Start Record set

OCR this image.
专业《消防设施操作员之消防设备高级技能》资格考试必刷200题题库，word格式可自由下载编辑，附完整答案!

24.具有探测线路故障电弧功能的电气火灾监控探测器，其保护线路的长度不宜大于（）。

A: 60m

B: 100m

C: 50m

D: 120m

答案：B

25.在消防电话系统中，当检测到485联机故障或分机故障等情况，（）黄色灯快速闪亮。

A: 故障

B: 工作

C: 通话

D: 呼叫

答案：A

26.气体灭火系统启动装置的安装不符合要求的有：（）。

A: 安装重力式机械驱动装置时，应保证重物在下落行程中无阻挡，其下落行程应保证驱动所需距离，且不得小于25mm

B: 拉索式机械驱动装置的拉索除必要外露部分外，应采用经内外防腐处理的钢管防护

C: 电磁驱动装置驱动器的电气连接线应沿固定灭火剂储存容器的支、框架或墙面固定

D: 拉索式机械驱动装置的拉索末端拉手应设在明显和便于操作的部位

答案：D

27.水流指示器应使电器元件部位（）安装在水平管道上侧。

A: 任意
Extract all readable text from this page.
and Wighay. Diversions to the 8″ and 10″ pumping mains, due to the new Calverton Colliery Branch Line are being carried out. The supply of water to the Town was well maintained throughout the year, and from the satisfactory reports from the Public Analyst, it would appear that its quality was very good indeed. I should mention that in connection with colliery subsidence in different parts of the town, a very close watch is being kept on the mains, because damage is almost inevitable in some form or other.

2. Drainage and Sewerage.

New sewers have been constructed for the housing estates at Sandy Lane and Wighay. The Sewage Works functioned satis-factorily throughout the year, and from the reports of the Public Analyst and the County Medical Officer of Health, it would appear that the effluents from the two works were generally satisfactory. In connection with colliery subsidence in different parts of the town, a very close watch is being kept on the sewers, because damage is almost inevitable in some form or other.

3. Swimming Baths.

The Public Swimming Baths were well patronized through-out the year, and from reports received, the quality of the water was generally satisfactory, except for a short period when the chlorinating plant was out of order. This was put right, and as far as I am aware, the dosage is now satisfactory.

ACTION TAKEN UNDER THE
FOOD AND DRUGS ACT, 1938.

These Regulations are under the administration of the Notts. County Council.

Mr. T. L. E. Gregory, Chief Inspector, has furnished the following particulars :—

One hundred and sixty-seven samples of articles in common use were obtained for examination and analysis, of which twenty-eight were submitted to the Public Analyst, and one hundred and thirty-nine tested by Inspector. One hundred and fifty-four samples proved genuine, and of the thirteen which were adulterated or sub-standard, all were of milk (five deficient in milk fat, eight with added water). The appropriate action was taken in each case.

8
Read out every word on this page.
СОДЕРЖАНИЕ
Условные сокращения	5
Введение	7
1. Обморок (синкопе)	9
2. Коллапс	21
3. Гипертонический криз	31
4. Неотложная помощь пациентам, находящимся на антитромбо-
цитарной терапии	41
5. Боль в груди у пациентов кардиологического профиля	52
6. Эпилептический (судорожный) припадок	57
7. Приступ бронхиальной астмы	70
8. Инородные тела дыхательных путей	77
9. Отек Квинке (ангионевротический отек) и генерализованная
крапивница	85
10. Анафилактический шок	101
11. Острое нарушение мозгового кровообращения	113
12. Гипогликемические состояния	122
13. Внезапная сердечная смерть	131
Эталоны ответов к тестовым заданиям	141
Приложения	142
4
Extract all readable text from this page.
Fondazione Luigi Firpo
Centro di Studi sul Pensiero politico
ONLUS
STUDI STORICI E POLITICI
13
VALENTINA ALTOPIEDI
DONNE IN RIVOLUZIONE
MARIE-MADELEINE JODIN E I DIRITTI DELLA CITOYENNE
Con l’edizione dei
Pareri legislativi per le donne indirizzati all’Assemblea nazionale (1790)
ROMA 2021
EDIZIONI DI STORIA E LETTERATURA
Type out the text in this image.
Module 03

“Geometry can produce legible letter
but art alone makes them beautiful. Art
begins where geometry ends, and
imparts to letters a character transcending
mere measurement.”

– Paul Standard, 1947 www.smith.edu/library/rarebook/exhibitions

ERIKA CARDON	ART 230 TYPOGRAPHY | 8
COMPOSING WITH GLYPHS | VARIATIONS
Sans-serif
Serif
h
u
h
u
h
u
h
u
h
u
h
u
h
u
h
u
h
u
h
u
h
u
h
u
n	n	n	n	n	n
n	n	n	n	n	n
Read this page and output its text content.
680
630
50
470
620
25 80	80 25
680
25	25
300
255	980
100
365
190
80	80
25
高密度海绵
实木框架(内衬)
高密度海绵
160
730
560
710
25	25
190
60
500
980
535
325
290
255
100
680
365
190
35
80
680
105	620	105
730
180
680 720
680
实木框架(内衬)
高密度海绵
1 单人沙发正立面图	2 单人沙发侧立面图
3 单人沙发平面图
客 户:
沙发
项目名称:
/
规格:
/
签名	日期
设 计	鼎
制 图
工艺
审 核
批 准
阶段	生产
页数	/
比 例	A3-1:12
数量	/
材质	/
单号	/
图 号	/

End Record set

_Instructions to follow_
Write the data from above out again, exactly.

_Solution_
OCR this image.
专业《消防设施操作员之消防设备高级技能》资格考试必刷200题题库，word格式可自由下载编辑，附完整答案!

24.具有探测线路故障电弧功能的电气火灾监控探测器，其保护线路的长度不宜大于（）。

A: 60m

B: 100m

C: 50m

D: 120m

答案：B

25.在消防电话系统中，当检测到485联机故障或分机故障等情况，（）黄色灯快速闪亮。

A: 故障

B: 工作

C: 通话

D: 呼叫

答案：A

26.气体灭火系统启动装置的安装不符合要求的有：（）。

A: 安装重力式机械驱动装置时，应保证重物在下落行程中无阻挡，其下落行程应保证驱动所需距离，且不得小于25mm

B: 拉索式机械驱动装置的拉索除必要外露部分外，应采用经内外防腐处理的钢管防护

C: 电磁驱动装置驱动器的电气连接线应沿固定灭火剂储存容器的支、框架或墙面固定

D: 拉索式机械驱动装置的拉索末端拉手应设在明显和便于操作的部位

答案：D

27.水流指示器应使电器元件部位（）安装在水平管道上侧。

A: 任意
Extract all readable text from this page.
and Wighay. Diversions to the 8″ and 10″ pumping mains, due to the new Calverton Colliery Branch Line are being carried out. The supply of water to the Town was well maintained throughout the year, and from the satisfactory reports from the Public Analyst, it would appear that its quality was very good indeed. I should mention that in connection with colliery subsidence in different parts of the town, a very close watch is being kept on the mains, because damage is almost inevitable in some form or other.

2. Drainage and Sewerage.

New sewers have been constructed for the housing estates at Sandy Lane and Wighay. The Sewage Works functioned satis-factorily throughout the year, and from the reports of the Public Analyst and the County Medical Officer of Health, it would appear that the effluents from the two works were generally satisfactory. In connection with colliery subsidence in different parts of the town, a very close watch is being kept on the sewers, because damage is almost inevitable in some form or other.

3. Swimming Baths.

The Public Swimming Baths were well patronized through-out the year, and from reports received, the quality of the water was generally satisfactory, except for a short period when the chlorinating plant was out of order. This was put right, and as far as I am aware, the dosage is now satisfactory.

ACTION TAKEN UNDER THE
FOOD AND DRUGS ACT, 1938.

These Regulations are under the administration of the Notts. County Council.

Mr. T. L. E. Gregory, Chief Inspector, has furnished the following particulars :—

One hundred and sixty-seven samples of articles in common use were obtained for examination and analysis, of which twenty-eight were submitted to the Public Analyst, and one hundred and thirty-nine tested by Inspector. One hundred and fifty-four samples proved genuine, and of the thirteen which were adulterated or sub-standard, all were of milk (five deficient in milk fat, eight with added water). The appropriate action was taken in each case.

8
Read out every word on this page.
СОДЕРЖАНИЕ
Условные сокращения	5
Введение	7
1. Обморок (синкопе)	9
2. Коллапс	21
3. Гипертонический криз	31
4. Неотложная помощь пациентам, находящимся на антитромбо-
цитарной терапии	41
5. Боль в груди у пациентов кардиологического профиля	52
6. Эпилептический (судорожный) припадок	57
7. Приступ бронхиальной астмы	70
8. Инородные тела дыхательных путей	77
9. Отек Квинке (ангионевротический отек) и генерализованная
крапивница	85
10. Анафилактический шок	101
11. Острое нарушение мозгового кровообращения	113
12. Гипогликемические состояния	122
13. Внезапная сердечная смерть	131
Эталоны ответов к тестовым заданиям	141
Приложения	142
4
Extract all readable text from this page.
Fondazione Luigi Firpo
Centro di Studi sul Pensiero politico
ONLUS
STUDI STORICI E POLITICI
13
VALENTINA ALTOPIEDI
DONNE IN RIVOLUZIONE
MARIE-MADELEINE JODIN E I DIRITTI DELLA CITOYENNE
Con l’edizione dei
Pareri legislativi per le donne indirizzati all’Assemblea nazionale (1790)
ROMA 2021
EDIZIONI DI STORIA E LETTERATURA
Type out the text in this image.
Module 03

“Geometry can produce legible letter
but art alone makes them beautiful. Art
begins where geometry ends, and
imparts to letters a character transcending
mere measurement.”

– Paul Standard, 1947 www.smith.edu/library/rarebook/exhibitions

ERIKA CARDON	ART 230 TYPOGRAPHY | 8
COMPOSING WITH GLYPHS | VARIATIONS
Sans-serif
Serif
h
u
h
u
h
u
h
u
h
u
h
u
h
u
h
u
h
u
h
u
h
u
h
u
n	n	n	n	n	n
n	n	n	n	n	n
Read this page and output its text content.
680
630
50
470
620
25 80	80 25
680
25	25
300
255	980
100
365
190
80	80
25
高密度海绵
实木框架(内衬)
高密度海绵
160
730
560
710
25	25
190
60
500
980
535
325
290
255
100
680
365
190
35
80
680
105	620	105
730
180
680 720
680
实木框架(内衬)
高密度海绵
1 单人沙发正立面图	2 单人沙发侧立面图
3 单人沙发平面图
客 户:
沙发
项目名称:
/
规格:
/
签名	日期
设 计	鼎
制 图
工艺
审 核
批 准
阶段	生产
页数	/
比 例	A3-1:12
数量	/
材质	/
单号	/
图 号	/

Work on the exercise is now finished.